== Data excerpts

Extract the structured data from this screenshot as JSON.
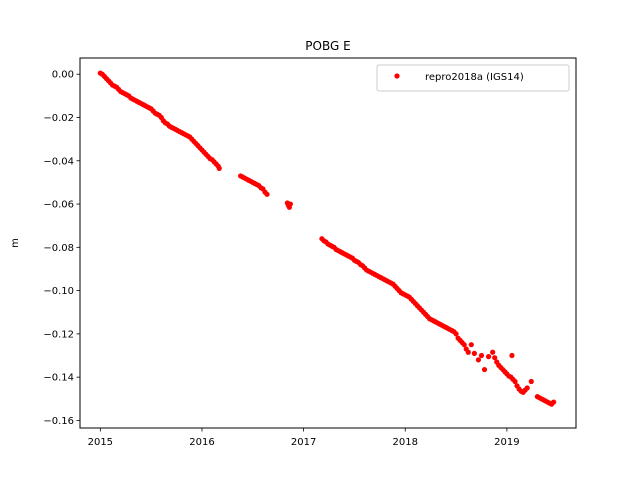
{
  "chart_data": {
    "type": "scatter",
    "title": "POBG E",
    "xlabel": "",
    "ylabel": "m",
    "xlim": [
      2014.8,
      2019.68
    ],
    "ylim": [
      -0.1635,
      0.0075
    ],
    "x_ticks": [
      2015,
      2016,
      2017,
      2018,
      2019
    ],
    "x_tick_labels": [
      "2015",
      "2016",
      "2017",
      "2018",
      "2019"
    ],
    "y_ticks": [
      0.0,
      -0.02,
      -0.04,
      -0.06,
      -0.08,
      -0.1,
      -0.12,
      -0.14,
      -0.16
    ],
    "y_tick_labels": [
      "0.00",
      "−0.02",
      "−0.04",
      "−0.06",
      "−0.08",
      "−0.10",
      "−0.12",
      "−0.14",
      "−0.16"
    ],
    "grid": false,
    "legend_position": "top-right",
    "series": [
      {
        "name": "repro2018a (IGS14)",
        "color": "#ff0000",
        "marker": "circle",
        "points": [
          [
            2015.0,
            0.0005
          ],
          [
            2015.02,
            0.0
          ],
          [
            2015.04,
            -0.001
          ],
          [
            2015.06,
            -0.002
          ],
          [
            2015.08,
            -0.003
          ],
          [
            2015.1,
            -0.004
          ],
          [
            2015.12,
            -0.005
          ],
          [
            2015.14,
            -0.0055
          ],
          [
            2015.16,
            -0.006
          ],
          [
            2015.18,
            -0.007
          ],
          [
            2015.2,
            -0.008
          ],
          [
            2015.22,
            -0.0085
          ],
          [
            2015.24,
            -0.009
          ],
          [
            2015.26,
            -0.0095
          ],
          [
            2015.28,
            -0.01
          ],
          [
            2015.3,
            -0.011
          ],
          [
            2015.32,
            -0.0115
          ],
          [
            2015.34,
            -0.012
          ],
          [
            2015.36,
            -0.0125
          ],
          [
            2015.38,
            -0.013
          ],
          [
            2015.4,
            -0.0135
          ],
          [
            2015.42,
            -0.014
          ],
          [
            2015.44,
            -0.0145
          ],
          [
            2015.46,
            -0.015
          ],
          [
            2015.48,
            -0.0155
          ],
          [
            2015.5,
            -0.016
          ],
          [
            2015.52,
            -0.017
          ],
          [
            2015.54,
            -0.018
          ],
          [
            2015.56,
            -0.0185
          ],
          [
            2015.58,
            -0.019
          ],
          [
            2015.6,
            -0.02
          ],
          [
            2015.62,
            -0.0215
          ],
          [
            2015.64,
            -0.0225
          ],
          [
            2015.66,
            -0.023
          ],
          [
            2015.68,
            -0.024
          ],
          [
            2015.7,
            -0.0245
          ],
          [
            2015.72,
            -0.025
          ],
          [
            2015.74,
            -0.0255
          ],
          [
            2015.76,
            -0.026
          ],
          [
            2015.78,
            -0.0265
          ],
          [
            2015.8,
            -0.027
          ],
          [
            2015.82,
            -0.0275
          ],
          [
            2015.84,
            -0.028
          ],
          [
            2015.86,
            -0.0285
          ],
          [
            2015.88,
            -0.029
          ],
          [
            2015.9,
            -0.03
          ],
          [
            2015.92,
            -0.031
          ],
          [
            2015.94,
            -0.032
          ],
          [
            2015.96,
            -0.033
          ],
          [
            2015.98,
            -0.034
          ],
          [
            2016.0,
            -0.035
          ],
          [
            2016.02,
            -0.036
          ],
          [
            2016.04,
            -0.037
          ],
          [
            2016.06,
            -0.038
          ],
          [
            2016.08,
            -0.039
          ],
          [
            2016.1,
            -0.0395
          ],
          [
            2016.12,
            -0.0405
          ],
          [
            2016.14,
            -0.0415
          ],
          [
            2016.16,
            -0.0425
          ],
          [
            2016.17,
            -0.0435
          ],
          [
            2016.38,
            -0.047
          ],
          [
            2016.4,
            -0.0475
          ],
          [
            2016.42,
            -0.048
          ],
          [
            2016.44,
            -0.0485
          ],
          [
            2016.46,
            -0.049
          ],
          [
            2016.48,
            -0.0495
          ],
          [
            2016.5,
            -0.05
          ],
          [
            2016.52,
            -0.0505
          ],
          [
            2016.54,
            -0.051
          ],
          [
            2016.56,
            -0.0515
          ],
          [
            2016.58,
            -0.0525
          ],
          [
            2016.6,
            -0.053
          ],
          [
            2016.62,
            -0.0545
          ],
          [
            2016.64,
            -0.0555
          ],
          [
            2016.84,
            -0.0595
          ],
          [
            2016.85,
            -0.0605
          ],
          [
            2016.86,
            -0.0615
          ],
          [
            2016.87,
            -0.06
          ],
          [
            2017.18,
            -0.076
          ],
          [
            2017.2,
            -0.077
          ],
          [
            2017.22,
            -0.0775
          ],
          [
            2017.24,
            -0.0785
          ],
          [
            2017.26,
            -0.079
          ],
          [
            2017.28,
            -0.0795
          ],
          [
            2017.3,
            -0.08
          ],
          [
            2017.32,
            -0.081
          ],
          [
            2017.34,
            -0.0815
          ],
          [
            2017.36,
            -0.082
          ],
          [
            2017.38,
            -0.0825
          ],
          [
            2017.4,
            -0.083
          ],
          [
            2017.42,
            -0.0835
          ],
          [
            2017.44,
            -0.084
          ],
          [
            2017.46,
            -0.0845
          ],
          [
            2017.48,
            -0.085
          ],
          [
            2017.5,
            -0.086
          ],
          [
            2017.52,
            -0.0865
          ],
          [
            2017.54,
            -0.087
          ],
          [
            2017.56,
            -0.088
          ],
          [
            2017.58,
            -0.0885
          ],
          [
            2017.6,
            -0.0895
          ],
          [
            2017.62,
            -0.0905
          ],
          [
            2017.64,
            -0.091
          ],
          [
            2017.66,
            -0.0915
          ],
          [
            2017.68,
            -0.092
          ],
          [
            2017.7,
            -0.0925
          ],
          [
            2017.72,
            -0.093
          ],
          [
            2017.74,
            -0.0935
          ],
          [
            2017.76,
            -0.094
          ],
          [
            2017.78,
            -0.0945
          ],
          [
            2017.8,
            -0.095
          ],
          [
            2017.82,
            -0.0955
          ],
          [
            2017.84,
            -0.096
          ],
          [
            2017.86,
            -0.0965
          ],
          [
            2017.88,
            -0.097
          ],
          [
            2017.9,
            -0.098
          ],
          [
            2017.92,
            -0.099
          ],
          [
            2017.94,
            -0.1
          ],
          [
            2017.96,
            -0.101
          ],
          [
            2017.98,
            -0.1015
          ],
          [
            2018.0,
            -0.102
          ],
          [
            2018.02,
            -0.1025
          ],
          [
            2018.04,
            -0.103
          ],
          [
            2018.06,
            -0.104
          ],
          [
            2018.08,
            -0.105
          ],
          [
            2018.1,
            -0.106
          ],
          [
            2018.12,
            -0.107
          ],
          [
            2018.14,
            -0.108
          ],
          [
            2018.16,
            -0.109
          ],
          [
            2018.18,
            -0.11
          ],
          [
            2018.2,
            -0.111
          ],
          [
            2018.22,
            -0.112
          ],
          [
            2018.24,
            -0.113
          ],
          [
            2018.26,
            -0.1135
          ],
          [
            2018.28,
            -0.114
          ],
          [
            2018.3,
            -0.1145
          ],
          [
            2018.32,
            -0.115
          ],
          [
            2018.34,
            -0.1155
          ],
          [
            2018.36,
            -0.116
          ],
          [
            2018.38,
            -0.1165
          ],
          [
            2018.4,
            -0.117
          ],
          [
            2018.42,
            -0.1175
          ],
          [
            2018.44,
            -0.118
          ],
          [
            2018.46,
            -0.1185
          ],
          [
            2018.48,
            -0.119
          ],
          [
            2018.5,
            -0.12
          ],
          [
            2018.52,
            -0.122
          ],
          [
            2018.54,
            -0.123
          ],
          [
            2018.56,
            -0.124
          ],
          [
            2018.58,
            -0.125
          ],
          [
            2018.6,
            -0.127
          ],
          [
            2018.62,
            -0.1285
          ],
          [
            2018.65,
            -0.125
          ],
          [
            2018.68,
            -0.129
          ],
          [
            2018.72,
            -0.132
          ],
          [
            2018.75,
            -0.13
          ],
          [
            2018.78,
            -0.1365
          ],
          [
            2018.82,
            -0.1305
          ],
          [
            2018.86,
            -0.1285
          ],
          [
            2018.88,
            -0.131
          ],
          [
            2018.9,
            -0.133
          ],
          [
            2018.92,
            -0.1345
          ],
          [
            2018.94,
            -0.1355
          ],
          [
            2018.96,
            -0.1365
          ],
          [
            2018.98,
            -0.1375
          ],
          [
            2019.0,
            -0.1385
          ],
          [
            2019.02,
            -0.1395
          ],
          [
            2019.04,
            -0.14
          ],
          [
            2019.05,
            -0.13
          ],
          [
            2019.06,
            -0.141
          ],
          [
            2019.08,
            -0.142
          ],
          [
            2019.1,
            -0.144
          ],
          [
            2019.12,
            -0.1455
          ],
          [
            2019.14,
            -0.1465
          ],
          [
            2019.16,
            -0.147
          ],
          [
            2019.18,
            -0.146
          ],
          [
            2019.2,
            -0.145
          ],
          [
            2019.24,
            -0.142
          ],
          [
            2019.3,
            -0.149
          ],
          [
            2019.32,
            -0.1495
          ],
          [
            2019.34,
            -0.15
          ],
          [
            2019.36,
            -0.1505
          ],
          [
            2019.38,
            -0.151
          ],
          [
            2019.4,
            -0.1515
          ],
          [
            2019.42,
            -0.152
          ],
          [
            2019.44,
            -0.1525
          ],
          [
            2019.46,
            -0.1515
          ]
        ]
      }
    ]
  }
}
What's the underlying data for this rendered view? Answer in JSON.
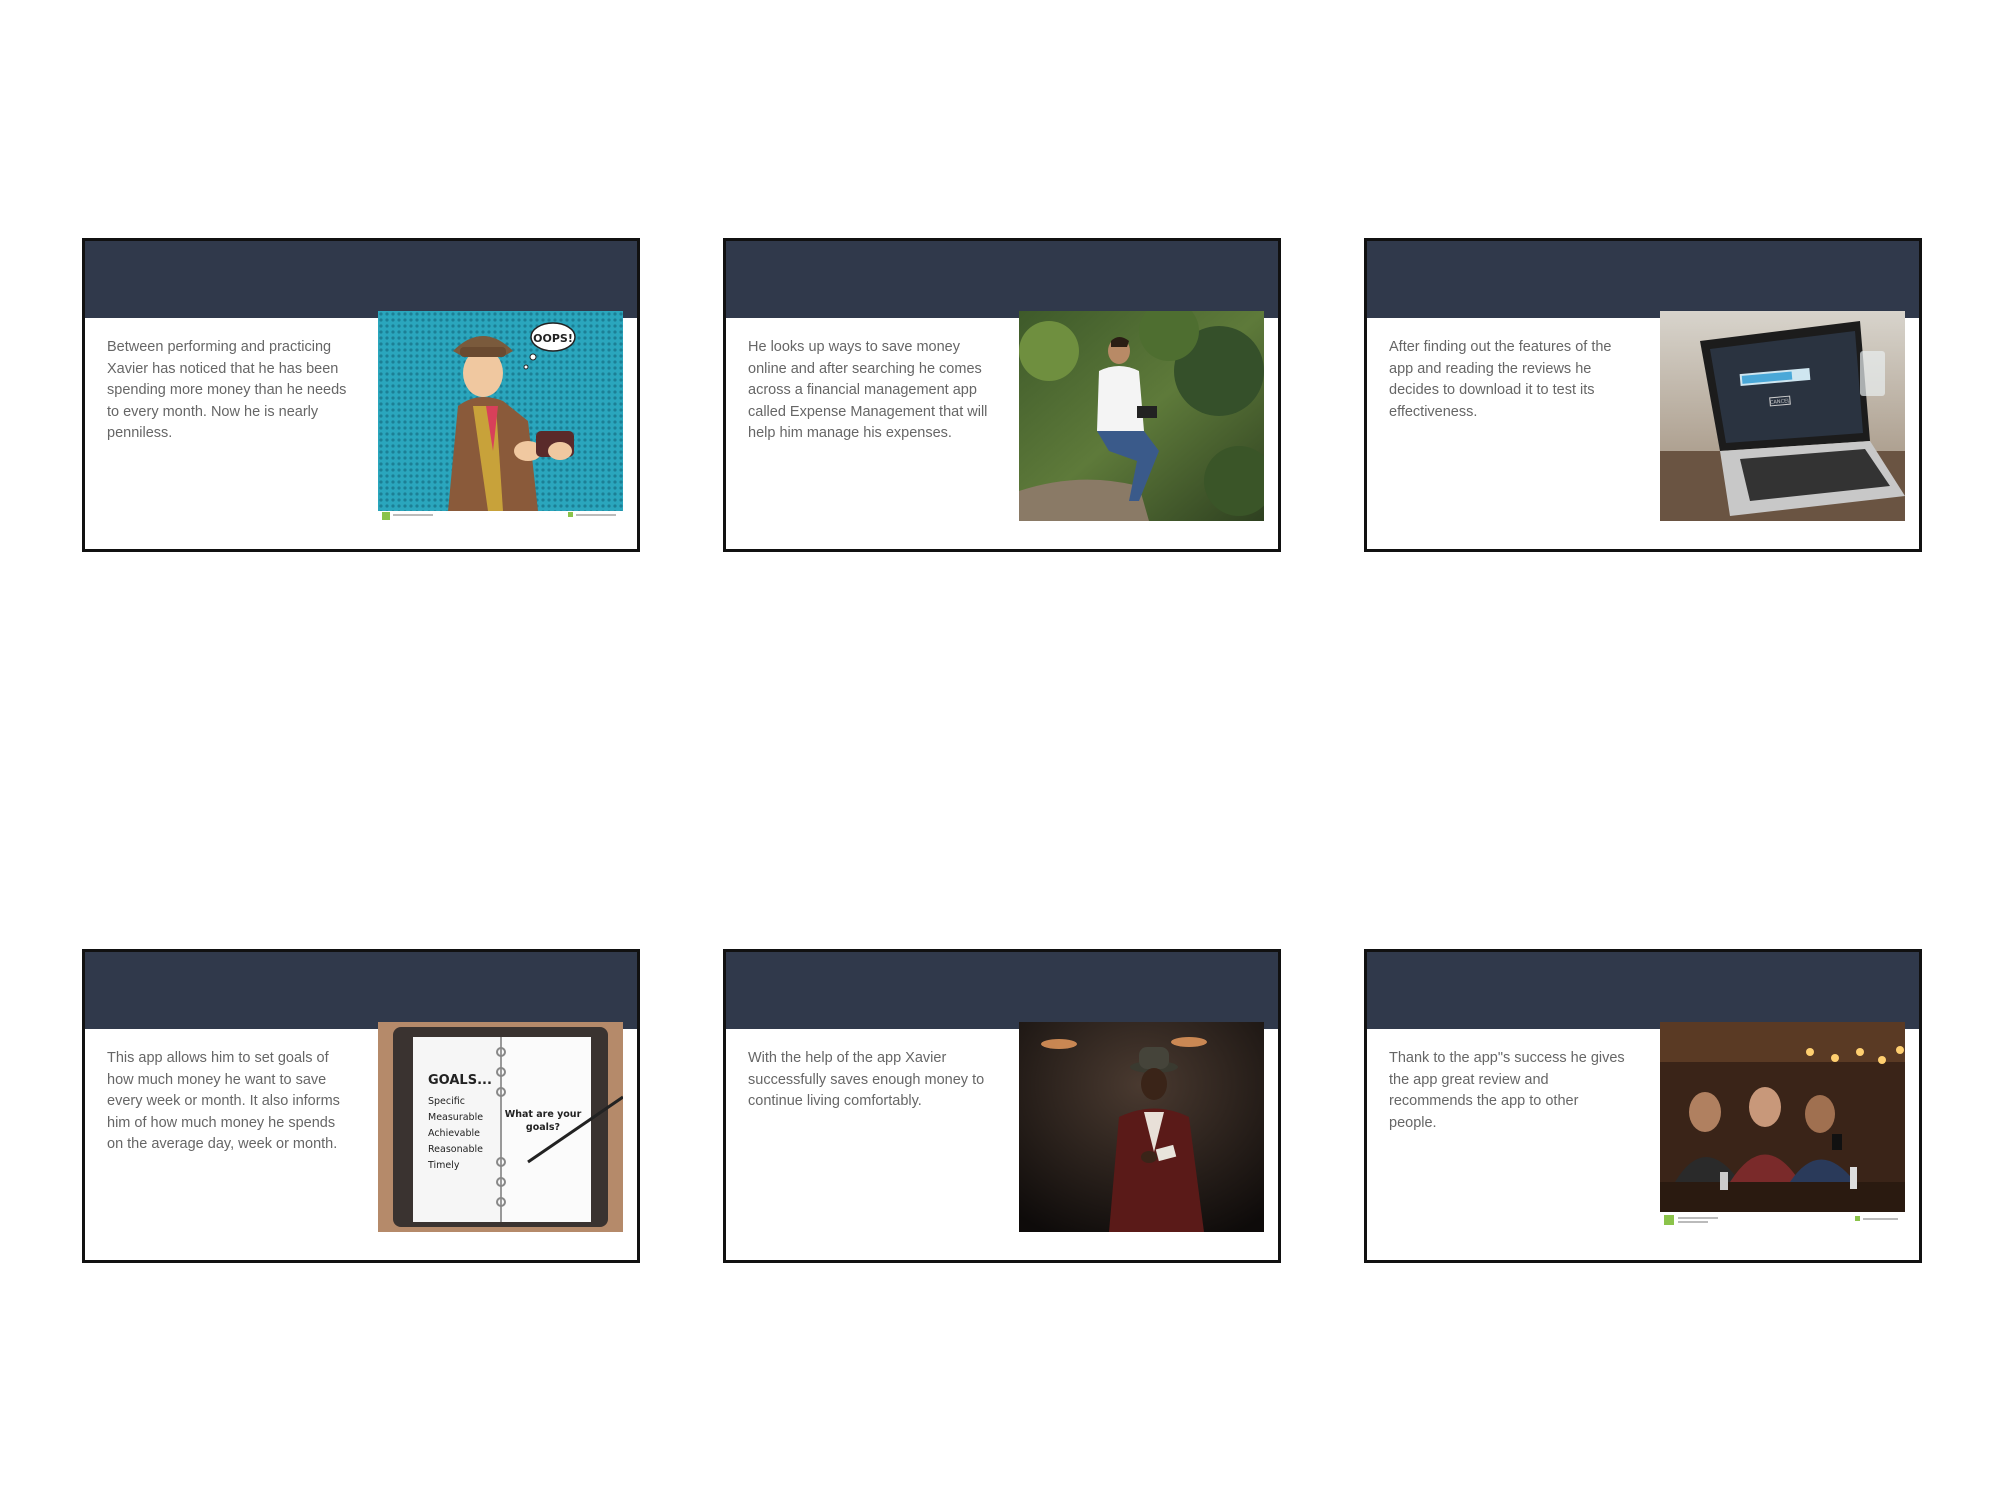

====

> _Prompt_: Look through the material above. Copy each line where the word "JSON" appears.

> _Answer to this task_:
Extract the structured data from this screenshot as JSON.
What's the underlying data for this rendered view? Answer in JSON.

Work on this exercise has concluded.